▸ Short task:
Can you return, unchanged, the lines from the one that contains "Read all visible content and emit it as JSON." to the last line, with the pictures left out?

Start of Exercise data

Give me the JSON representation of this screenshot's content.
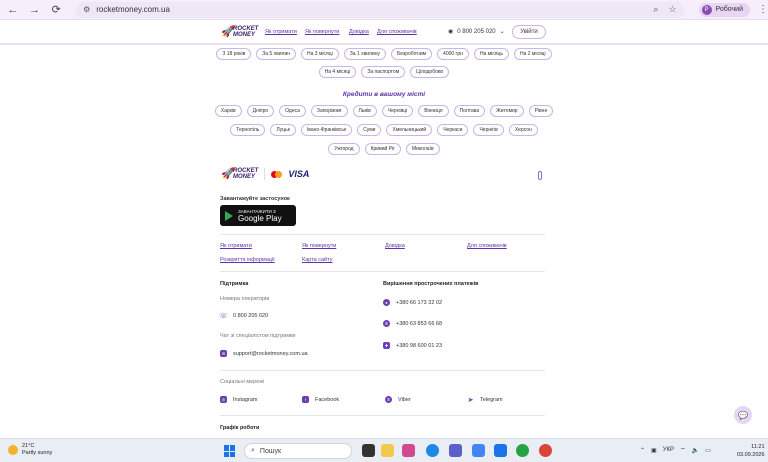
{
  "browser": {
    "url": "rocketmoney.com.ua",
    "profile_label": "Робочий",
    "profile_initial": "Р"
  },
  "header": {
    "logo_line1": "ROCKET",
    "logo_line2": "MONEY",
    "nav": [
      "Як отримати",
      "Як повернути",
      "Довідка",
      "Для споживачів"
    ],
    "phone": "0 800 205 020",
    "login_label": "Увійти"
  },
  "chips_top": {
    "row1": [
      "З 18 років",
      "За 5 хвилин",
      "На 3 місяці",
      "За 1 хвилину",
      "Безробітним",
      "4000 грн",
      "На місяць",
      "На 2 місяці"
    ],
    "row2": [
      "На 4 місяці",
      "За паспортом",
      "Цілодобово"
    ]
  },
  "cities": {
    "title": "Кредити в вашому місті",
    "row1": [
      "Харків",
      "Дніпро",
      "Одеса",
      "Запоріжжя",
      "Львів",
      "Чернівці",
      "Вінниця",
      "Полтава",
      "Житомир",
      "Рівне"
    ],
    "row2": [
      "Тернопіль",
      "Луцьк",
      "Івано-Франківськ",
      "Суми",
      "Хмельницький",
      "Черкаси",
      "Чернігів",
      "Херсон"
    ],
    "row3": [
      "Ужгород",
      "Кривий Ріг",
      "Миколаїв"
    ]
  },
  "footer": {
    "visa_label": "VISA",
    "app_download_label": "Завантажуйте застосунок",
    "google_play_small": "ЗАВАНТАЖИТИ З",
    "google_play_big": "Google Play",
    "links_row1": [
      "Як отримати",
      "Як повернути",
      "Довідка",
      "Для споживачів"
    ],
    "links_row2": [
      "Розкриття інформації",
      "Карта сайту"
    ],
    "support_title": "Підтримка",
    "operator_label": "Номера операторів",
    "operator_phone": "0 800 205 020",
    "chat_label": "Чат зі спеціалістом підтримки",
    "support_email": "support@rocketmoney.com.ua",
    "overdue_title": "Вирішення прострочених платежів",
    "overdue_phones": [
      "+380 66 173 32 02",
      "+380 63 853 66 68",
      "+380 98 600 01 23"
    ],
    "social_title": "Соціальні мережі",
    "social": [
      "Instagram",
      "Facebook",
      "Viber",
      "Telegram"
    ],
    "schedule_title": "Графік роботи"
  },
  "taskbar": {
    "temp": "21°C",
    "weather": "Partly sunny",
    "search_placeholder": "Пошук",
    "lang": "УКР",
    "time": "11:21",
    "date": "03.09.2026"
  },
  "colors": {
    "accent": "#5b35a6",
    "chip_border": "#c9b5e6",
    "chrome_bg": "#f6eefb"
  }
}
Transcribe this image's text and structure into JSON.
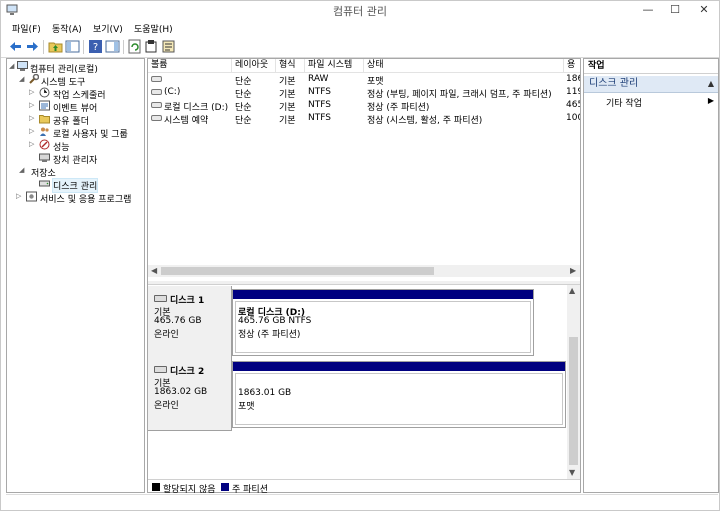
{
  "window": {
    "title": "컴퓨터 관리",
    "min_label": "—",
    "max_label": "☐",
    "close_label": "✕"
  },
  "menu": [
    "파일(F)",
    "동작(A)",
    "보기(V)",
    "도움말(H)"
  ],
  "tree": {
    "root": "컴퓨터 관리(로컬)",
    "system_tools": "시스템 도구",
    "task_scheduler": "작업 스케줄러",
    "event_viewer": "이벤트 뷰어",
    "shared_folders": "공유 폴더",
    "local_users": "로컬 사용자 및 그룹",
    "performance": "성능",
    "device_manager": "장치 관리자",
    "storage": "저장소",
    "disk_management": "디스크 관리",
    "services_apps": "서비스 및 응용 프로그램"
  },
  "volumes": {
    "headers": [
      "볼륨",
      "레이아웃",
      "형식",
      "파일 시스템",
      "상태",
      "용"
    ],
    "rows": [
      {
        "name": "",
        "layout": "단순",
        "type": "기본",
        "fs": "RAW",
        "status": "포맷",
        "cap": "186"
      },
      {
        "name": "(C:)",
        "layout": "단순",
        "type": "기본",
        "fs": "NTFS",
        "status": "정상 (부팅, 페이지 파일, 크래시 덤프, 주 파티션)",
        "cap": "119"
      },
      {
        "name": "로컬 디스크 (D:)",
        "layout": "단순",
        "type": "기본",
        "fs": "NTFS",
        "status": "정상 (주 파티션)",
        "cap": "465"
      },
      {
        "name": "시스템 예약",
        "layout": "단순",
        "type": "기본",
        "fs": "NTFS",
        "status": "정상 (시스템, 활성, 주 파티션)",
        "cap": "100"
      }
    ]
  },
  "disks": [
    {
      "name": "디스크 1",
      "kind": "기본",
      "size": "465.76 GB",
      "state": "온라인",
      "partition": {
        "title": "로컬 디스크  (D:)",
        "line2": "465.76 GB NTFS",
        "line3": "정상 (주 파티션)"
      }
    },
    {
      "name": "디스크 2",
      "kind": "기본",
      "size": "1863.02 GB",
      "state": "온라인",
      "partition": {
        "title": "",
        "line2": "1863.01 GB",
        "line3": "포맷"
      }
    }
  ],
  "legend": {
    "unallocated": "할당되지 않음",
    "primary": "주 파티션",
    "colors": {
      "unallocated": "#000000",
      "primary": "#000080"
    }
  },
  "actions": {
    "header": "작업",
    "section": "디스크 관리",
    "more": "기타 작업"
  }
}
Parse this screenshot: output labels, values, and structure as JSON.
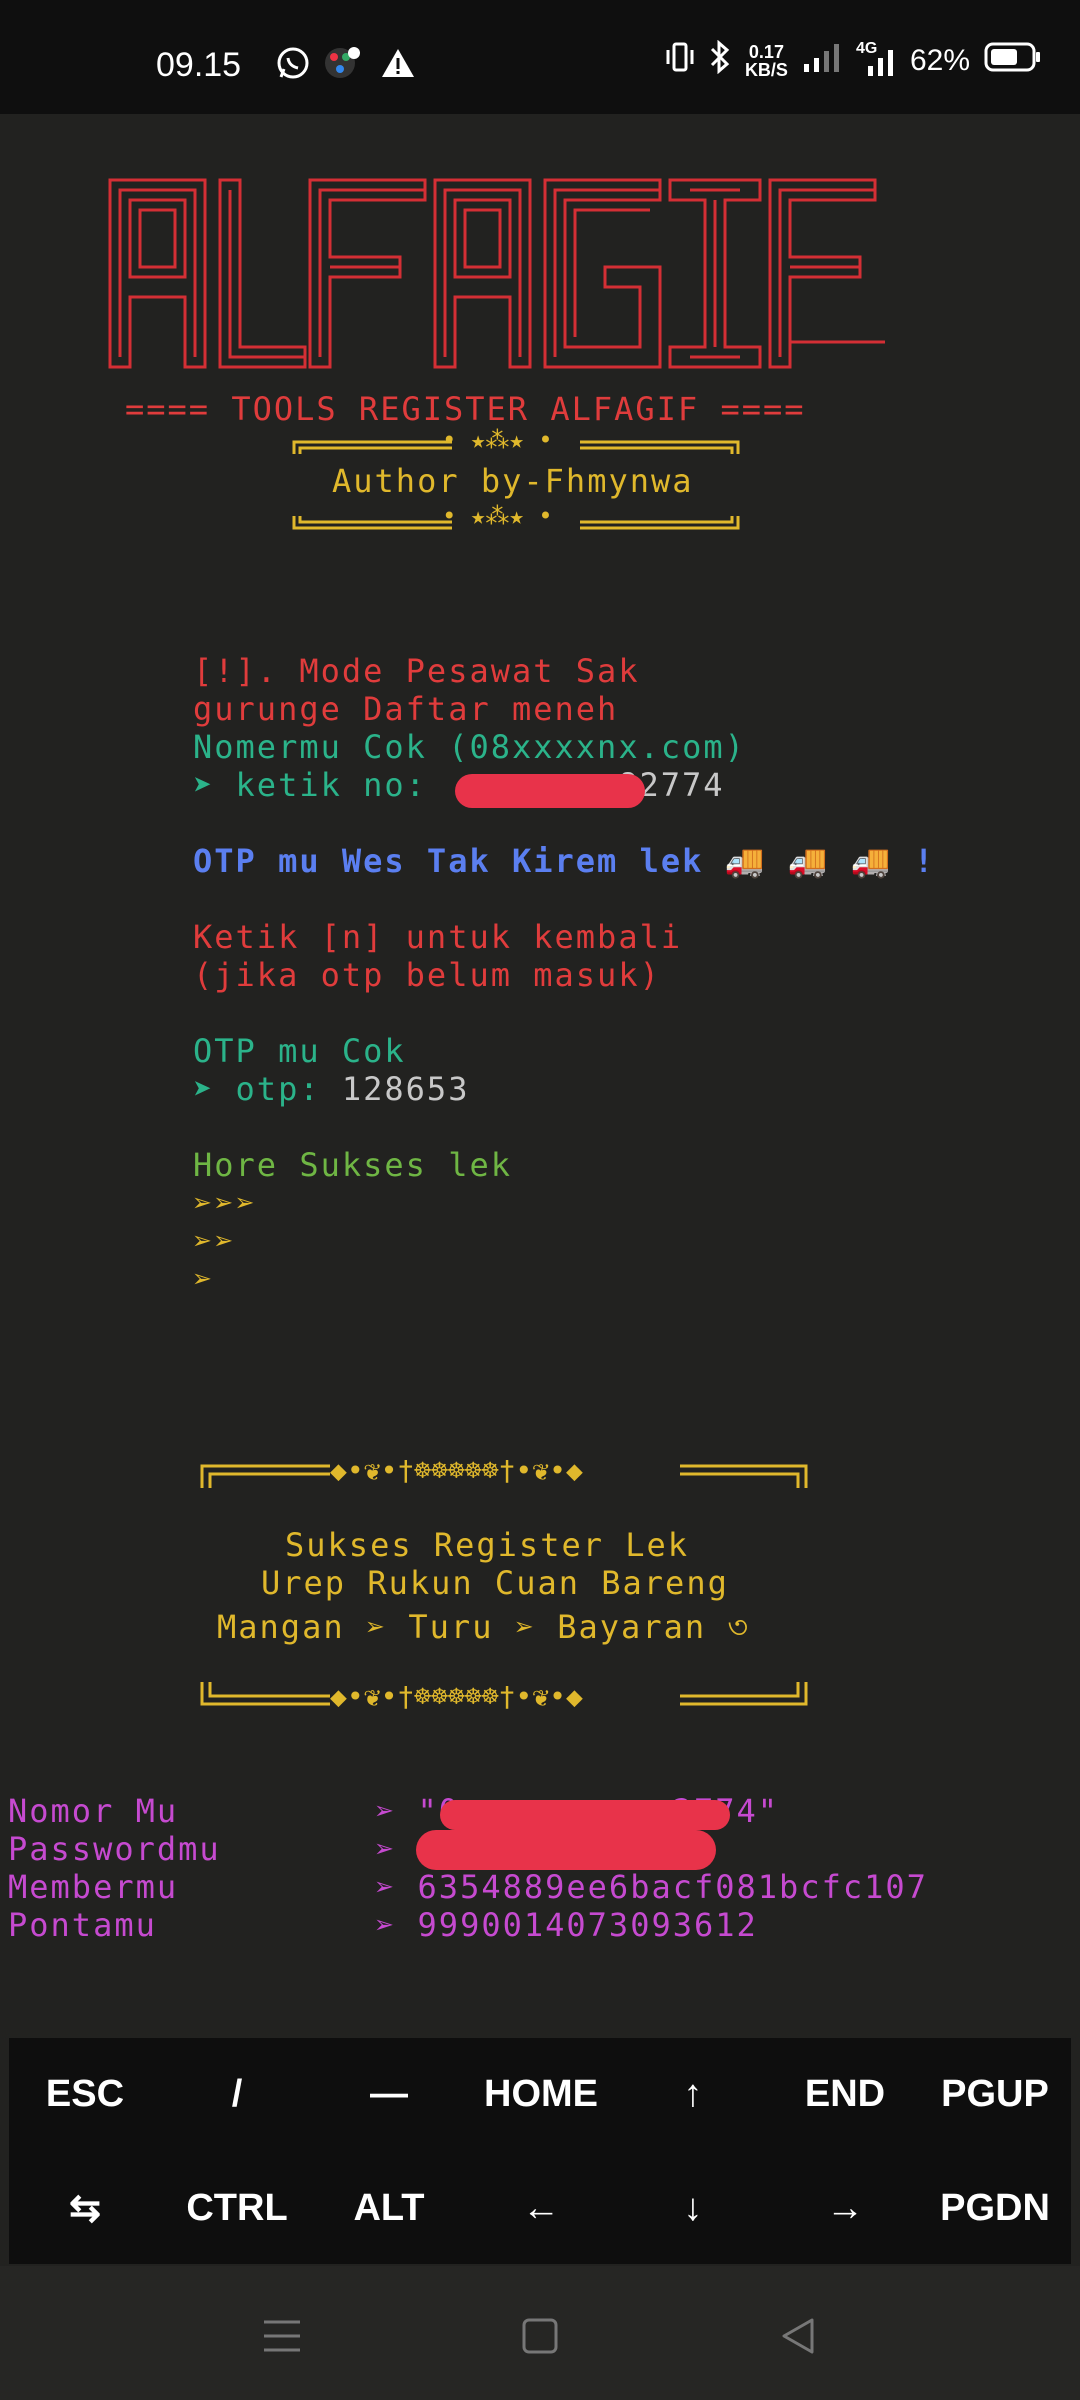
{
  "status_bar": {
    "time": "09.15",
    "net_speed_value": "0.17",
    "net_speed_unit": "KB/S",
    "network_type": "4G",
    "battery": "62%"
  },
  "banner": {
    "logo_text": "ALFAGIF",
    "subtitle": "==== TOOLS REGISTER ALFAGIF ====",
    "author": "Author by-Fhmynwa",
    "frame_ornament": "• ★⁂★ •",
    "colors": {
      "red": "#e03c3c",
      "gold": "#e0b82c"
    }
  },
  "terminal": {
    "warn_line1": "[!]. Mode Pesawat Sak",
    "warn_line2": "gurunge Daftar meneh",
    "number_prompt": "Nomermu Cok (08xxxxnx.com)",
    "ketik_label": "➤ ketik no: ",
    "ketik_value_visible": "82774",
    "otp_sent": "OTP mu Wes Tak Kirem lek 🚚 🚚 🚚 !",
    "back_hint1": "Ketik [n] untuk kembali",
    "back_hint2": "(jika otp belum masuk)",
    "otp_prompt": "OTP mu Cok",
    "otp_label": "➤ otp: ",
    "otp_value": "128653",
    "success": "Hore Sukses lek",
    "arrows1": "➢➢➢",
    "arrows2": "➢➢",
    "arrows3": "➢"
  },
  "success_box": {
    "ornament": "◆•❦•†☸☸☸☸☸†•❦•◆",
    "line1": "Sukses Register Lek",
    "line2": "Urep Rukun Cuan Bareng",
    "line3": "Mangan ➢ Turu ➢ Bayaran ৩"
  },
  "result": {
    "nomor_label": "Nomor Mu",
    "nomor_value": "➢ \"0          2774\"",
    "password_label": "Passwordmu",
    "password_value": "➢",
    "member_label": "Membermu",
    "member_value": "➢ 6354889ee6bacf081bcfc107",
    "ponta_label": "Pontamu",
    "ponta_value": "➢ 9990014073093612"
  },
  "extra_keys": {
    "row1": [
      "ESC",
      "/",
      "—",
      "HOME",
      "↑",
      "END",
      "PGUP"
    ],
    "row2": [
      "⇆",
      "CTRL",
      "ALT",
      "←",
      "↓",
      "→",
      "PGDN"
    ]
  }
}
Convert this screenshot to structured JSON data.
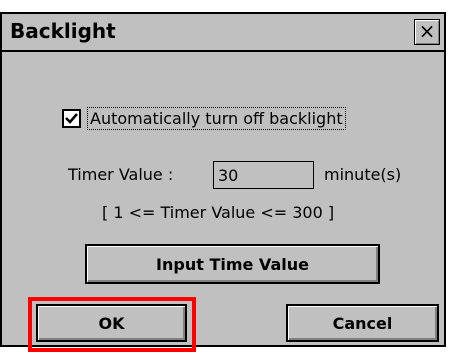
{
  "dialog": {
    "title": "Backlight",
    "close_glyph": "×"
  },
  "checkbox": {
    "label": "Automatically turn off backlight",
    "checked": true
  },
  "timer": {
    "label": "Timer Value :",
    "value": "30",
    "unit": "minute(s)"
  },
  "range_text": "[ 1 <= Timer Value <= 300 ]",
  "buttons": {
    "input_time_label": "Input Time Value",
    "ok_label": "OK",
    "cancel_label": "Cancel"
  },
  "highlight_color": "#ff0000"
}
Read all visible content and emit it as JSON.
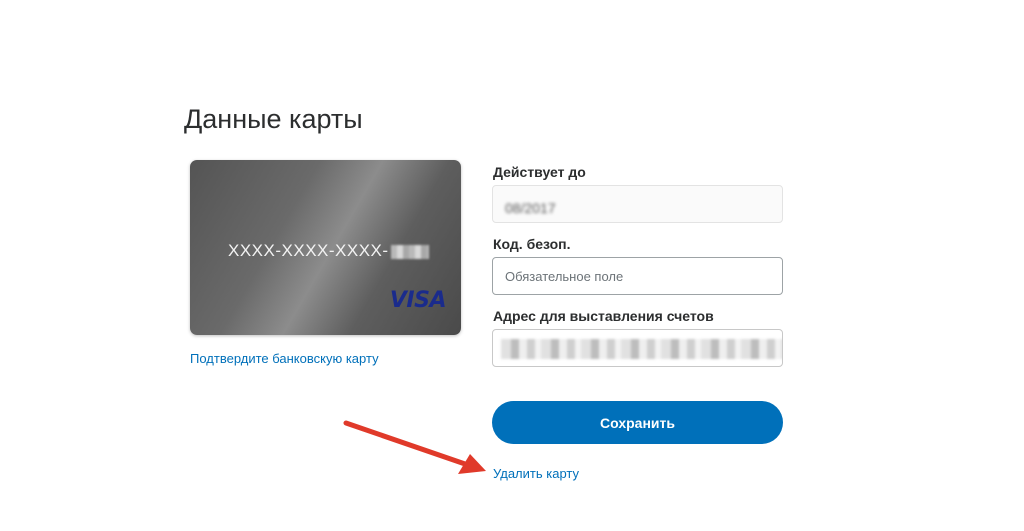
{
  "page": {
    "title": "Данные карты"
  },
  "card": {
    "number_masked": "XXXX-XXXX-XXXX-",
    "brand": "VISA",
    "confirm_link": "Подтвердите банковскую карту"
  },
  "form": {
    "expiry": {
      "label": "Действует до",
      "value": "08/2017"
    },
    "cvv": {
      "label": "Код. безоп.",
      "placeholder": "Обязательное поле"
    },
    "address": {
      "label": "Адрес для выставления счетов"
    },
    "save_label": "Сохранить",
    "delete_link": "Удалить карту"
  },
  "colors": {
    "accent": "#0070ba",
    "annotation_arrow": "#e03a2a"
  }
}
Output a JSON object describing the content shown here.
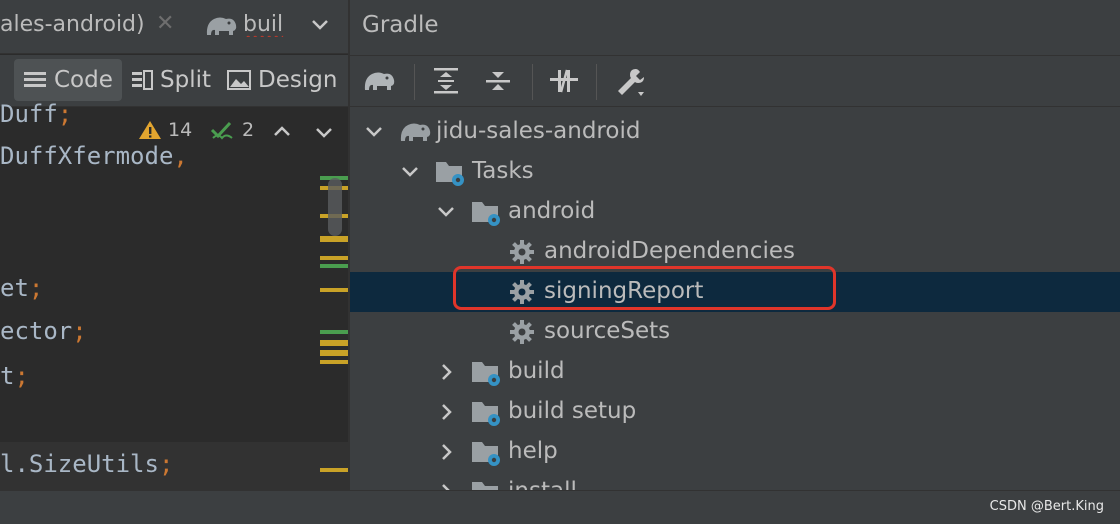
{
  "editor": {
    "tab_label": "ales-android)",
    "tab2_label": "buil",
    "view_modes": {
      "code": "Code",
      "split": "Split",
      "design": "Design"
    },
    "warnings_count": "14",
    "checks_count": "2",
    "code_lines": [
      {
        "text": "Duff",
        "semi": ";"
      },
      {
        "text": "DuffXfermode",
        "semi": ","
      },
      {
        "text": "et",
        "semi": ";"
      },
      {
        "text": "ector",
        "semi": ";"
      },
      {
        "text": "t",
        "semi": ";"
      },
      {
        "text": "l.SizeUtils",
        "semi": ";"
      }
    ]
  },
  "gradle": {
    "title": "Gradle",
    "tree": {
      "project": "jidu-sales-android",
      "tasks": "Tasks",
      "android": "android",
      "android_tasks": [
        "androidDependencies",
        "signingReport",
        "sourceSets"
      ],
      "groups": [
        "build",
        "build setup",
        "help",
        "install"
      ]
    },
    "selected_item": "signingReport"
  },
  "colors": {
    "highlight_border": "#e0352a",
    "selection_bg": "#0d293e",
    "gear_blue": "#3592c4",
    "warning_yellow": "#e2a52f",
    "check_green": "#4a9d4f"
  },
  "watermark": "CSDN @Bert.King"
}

End of Exercise data

▸ Output of the task:
Read all visible content and emit it as JSON.
{
  "page": {
    "title": "Данные карты"
  },
  "card": {
    "number_masked": "XXXX-XXXX-XXXX-",
    "brand": "VISA",
    "confirm_link": "Подтвердите банковскую карту"
  },
  "form": {
    "expiry": {
      "label": "Действует до",
      "value": "08/2017"
    },
    "cvv": {
      "label": "Код. безоп.",
      "placeholder": "Обязательное поле"
    },
    "address": {
      "label": "Адрес для выставления счетов"
    },
    "save_label": "Сохранить",
    "delete_link": "Удалить карту"
  },
  "colors": {
    "accent": "#0070ba",
    "annotation_arrow": "#e03a2a"
  }
}
Output a JSON object describing the content shown here.
{
  "editor": {
    "tab_label": "ales-android)",
    "tab2_label": "buil",
    "view_modes": {
      "code": "Code",
      "split": "Split",
      "design": "Design"
    },
    "warnings_count": "14",
    "checks_count": "2",
    "code_lines": [
      {
        "text": "Duff",
        "semi": ";"
      },
      {
        "text": "DuffXfermode",
        "semi": ","
      },
      {
        "text": "et",
        "semi": ";"
      },
      {
        "text": "ector",
        "semi": ";"
      },
      {
        "text": "t",
        "semi": ";"
      },
      {
        "text": "l.SizeUtils",
        "semi": ";"
      }
    ]
  },
  "gradle": {
    "title": "Gradle",
    "tree": {
      "project": "jidu-sales-android",
      "tasks": "Tasks",
      "android": "android",
      "android_tasks": [
        "androidDependencies",
        "signingReport",
        "sourceSets"
      ],
      "groups": [
        "build",
        "build setup",
        "help",
        "install"
      ]
    },
    "selected_item": "signingReport"
  },
  "colors": {
    "highlight_border": "#e0352a",
    "selection_bg": "#0d293e",
    "gear_blue": "#3592c4",
    "warning_yellow": "#e2a52f",
    "check_green": "#4a9d4f"
  },
  "watermark": "CSDN @Bert.King"
}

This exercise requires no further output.